Your objective ::
Gather up every line that includes the string "JSON".

Provided records ::
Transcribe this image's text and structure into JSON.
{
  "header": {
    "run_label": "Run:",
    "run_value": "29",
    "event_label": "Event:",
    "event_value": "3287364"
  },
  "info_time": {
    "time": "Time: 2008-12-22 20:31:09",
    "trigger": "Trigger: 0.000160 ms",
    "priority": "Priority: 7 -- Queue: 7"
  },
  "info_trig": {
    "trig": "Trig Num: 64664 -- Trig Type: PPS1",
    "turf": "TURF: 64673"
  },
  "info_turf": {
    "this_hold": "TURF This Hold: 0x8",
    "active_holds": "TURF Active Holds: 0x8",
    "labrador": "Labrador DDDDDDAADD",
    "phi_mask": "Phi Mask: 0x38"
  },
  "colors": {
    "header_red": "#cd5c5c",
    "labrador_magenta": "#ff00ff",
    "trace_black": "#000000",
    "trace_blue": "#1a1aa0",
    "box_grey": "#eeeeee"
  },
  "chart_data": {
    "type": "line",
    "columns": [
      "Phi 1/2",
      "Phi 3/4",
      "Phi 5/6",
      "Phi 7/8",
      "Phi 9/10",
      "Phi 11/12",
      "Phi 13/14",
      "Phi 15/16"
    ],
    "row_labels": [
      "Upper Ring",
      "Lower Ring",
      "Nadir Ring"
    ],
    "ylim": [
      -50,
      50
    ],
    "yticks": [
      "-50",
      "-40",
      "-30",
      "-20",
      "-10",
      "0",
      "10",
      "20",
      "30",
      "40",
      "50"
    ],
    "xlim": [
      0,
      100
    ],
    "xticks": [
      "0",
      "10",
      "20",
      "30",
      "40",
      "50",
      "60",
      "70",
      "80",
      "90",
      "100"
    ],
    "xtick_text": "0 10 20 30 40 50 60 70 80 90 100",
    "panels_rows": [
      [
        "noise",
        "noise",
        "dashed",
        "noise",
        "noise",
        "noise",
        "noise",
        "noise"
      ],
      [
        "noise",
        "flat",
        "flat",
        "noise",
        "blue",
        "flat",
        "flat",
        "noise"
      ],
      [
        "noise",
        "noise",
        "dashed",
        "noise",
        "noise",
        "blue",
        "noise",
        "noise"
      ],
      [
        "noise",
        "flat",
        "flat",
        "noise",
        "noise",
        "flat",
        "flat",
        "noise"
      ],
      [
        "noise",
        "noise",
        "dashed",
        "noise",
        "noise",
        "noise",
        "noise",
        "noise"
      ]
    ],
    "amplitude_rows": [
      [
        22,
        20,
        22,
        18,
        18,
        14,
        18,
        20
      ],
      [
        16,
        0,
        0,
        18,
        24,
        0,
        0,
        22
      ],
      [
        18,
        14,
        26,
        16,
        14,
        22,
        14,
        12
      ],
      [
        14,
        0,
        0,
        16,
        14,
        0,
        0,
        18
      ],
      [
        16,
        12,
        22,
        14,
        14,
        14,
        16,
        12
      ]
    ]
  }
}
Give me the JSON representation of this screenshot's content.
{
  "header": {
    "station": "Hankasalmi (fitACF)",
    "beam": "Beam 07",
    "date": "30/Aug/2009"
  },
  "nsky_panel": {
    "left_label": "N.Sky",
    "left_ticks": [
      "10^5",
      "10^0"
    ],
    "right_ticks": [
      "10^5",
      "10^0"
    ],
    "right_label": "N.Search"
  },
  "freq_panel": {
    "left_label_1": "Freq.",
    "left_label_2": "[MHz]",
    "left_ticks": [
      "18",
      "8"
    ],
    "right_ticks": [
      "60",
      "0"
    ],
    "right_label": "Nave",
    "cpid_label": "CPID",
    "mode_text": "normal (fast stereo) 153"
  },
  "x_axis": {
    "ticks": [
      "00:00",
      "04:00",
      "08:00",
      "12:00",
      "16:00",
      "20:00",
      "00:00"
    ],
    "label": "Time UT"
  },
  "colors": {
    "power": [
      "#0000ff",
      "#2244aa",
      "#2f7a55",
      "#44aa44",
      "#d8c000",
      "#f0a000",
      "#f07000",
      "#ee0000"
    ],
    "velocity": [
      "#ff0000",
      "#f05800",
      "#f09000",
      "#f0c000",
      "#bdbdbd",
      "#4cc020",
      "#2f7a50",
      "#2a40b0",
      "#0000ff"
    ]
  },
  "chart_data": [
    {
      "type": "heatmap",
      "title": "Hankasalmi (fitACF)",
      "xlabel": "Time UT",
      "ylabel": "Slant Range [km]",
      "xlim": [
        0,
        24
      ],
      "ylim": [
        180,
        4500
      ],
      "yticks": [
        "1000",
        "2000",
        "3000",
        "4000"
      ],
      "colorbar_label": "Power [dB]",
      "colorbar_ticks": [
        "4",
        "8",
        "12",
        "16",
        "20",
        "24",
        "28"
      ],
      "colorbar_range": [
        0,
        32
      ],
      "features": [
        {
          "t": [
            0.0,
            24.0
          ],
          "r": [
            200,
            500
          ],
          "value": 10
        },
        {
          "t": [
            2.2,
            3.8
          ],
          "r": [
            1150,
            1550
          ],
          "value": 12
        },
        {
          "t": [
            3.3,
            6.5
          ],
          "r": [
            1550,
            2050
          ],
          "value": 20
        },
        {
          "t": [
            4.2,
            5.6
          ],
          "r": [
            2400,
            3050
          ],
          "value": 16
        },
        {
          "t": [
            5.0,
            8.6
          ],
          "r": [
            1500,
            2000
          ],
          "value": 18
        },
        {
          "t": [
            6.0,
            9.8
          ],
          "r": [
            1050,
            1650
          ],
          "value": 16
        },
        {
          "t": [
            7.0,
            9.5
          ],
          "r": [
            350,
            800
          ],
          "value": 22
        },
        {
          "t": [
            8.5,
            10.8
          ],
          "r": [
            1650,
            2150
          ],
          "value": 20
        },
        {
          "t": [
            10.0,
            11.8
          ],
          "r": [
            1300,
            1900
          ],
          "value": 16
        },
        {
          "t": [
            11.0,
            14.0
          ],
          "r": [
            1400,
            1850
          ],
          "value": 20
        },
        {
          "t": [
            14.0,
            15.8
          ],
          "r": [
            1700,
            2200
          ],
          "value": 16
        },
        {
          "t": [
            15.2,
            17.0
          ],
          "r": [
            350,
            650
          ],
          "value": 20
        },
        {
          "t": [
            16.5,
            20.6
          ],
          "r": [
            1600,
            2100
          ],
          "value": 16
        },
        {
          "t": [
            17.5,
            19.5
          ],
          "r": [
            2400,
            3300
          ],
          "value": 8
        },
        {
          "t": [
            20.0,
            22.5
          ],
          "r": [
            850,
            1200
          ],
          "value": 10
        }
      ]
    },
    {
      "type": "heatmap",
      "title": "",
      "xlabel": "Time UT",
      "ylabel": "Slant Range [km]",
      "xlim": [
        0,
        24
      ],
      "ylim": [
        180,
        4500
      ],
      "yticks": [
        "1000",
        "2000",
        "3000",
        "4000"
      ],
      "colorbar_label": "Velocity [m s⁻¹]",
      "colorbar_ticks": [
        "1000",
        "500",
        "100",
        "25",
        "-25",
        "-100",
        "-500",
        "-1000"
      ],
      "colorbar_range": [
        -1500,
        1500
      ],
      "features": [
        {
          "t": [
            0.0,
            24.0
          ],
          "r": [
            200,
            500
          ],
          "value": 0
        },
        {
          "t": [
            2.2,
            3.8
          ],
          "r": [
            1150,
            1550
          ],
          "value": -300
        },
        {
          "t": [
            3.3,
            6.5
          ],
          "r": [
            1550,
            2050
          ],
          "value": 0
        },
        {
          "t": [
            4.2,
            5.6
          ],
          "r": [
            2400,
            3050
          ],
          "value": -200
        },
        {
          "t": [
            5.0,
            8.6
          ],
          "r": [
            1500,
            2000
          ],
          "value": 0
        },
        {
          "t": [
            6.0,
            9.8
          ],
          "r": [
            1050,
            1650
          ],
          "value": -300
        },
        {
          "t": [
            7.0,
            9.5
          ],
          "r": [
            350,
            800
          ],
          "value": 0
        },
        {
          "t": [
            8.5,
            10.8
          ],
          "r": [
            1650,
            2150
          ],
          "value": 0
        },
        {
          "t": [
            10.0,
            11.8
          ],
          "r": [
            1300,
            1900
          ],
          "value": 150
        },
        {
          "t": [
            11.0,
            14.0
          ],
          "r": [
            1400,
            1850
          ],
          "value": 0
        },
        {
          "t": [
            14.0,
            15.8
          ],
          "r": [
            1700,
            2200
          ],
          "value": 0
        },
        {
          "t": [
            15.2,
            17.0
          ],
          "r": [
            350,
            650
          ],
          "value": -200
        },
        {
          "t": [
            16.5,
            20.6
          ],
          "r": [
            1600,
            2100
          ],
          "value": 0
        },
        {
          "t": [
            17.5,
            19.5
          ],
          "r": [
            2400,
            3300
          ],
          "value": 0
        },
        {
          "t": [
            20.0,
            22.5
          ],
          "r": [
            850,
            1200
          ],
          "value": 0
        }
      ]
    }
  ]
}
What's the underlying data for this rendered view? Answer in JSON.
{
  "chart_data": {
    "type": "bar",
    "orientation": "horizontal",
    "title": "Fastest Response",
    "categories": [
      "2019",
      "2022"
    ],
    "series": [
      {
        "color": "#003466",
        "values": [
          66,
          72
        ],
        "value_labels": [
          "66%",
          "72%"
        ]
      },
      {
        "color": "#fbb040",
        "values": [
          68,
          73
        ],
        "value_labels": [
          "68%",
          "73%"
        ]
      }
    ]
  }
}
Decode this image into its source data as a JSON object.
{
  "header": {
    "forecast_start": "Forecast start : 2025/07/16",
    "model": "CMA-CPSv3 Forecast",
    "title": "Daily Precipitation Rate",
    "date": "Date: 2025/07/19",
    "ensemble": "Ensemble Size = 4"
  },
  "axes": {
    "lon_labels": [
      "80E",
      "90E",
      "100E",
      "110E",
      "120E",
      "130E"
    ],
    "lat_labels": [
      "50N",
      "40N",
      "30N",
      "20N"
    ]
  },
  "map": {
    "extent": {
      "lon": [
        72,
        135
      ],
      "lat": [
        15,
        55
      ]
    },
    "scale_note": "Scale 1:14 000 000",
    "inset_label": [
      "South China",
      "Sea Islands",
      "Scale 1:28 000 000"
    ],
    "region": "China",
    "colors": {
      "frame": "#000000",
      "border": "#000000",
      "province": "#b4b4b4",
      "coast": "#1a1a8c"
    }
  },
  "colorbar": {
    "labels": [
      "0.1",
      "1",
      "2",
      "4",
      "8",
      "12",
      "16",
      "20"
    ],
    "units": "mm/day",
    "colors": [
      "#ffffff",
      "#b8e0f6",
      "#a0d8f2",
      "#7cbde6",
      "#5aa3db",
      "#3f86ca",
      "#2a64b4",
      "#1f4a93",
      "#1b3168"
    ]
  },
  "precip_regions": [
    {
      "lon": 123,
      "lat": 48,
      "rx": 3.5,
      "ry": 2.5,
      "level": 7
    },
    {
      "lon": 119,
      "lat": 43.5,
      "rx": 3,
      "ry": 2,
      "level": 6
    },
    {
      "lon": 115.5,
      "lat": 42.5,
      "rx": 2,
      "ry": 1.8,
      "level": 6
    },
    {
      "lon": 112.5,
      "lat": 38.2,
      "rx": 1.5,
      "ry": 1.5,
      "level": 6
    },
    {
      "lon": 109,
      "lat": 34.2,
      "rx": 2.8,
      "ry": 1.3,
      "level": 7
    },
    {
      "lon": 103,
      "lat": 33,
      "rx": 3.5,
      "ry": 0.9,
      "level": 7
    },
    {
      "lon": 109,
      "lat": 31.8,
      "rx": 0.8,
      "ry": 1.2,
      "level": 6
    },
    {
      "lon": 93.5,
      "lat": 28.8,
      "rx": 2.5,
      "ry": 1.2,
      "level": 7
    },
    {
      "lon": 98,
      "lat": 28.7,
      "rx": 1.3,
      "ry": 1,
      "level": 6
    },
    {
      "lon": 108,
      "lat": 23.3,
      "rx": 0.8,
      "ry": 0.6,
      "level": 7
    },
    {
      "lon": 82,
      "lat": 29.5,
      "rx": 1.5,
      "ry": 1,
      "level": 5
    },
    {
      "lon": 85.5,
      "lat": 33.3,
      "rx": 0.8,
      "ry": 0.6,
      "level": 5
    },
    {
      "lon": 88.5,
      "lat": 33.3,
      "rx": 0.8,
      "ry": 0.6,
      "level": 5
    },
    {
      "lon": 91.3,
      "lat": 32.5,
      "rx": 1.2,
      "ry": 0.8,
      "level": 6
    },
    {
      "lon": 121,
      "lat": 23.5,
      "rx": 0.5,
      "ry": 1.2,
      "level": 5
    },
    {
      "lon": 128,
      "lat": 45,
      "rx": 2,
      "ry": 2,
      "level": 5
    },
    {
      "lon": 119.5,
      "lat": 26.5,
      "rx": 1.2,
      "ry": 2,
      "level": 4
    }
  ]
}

Answer for this exercise ::
Transcribe this image's text and structure into JSON.
Give me the JSON representation of this screenshot's content.
What's the underlying data for this rendered view? Answer in JSON.
Decode this image into its source data as a JSON object.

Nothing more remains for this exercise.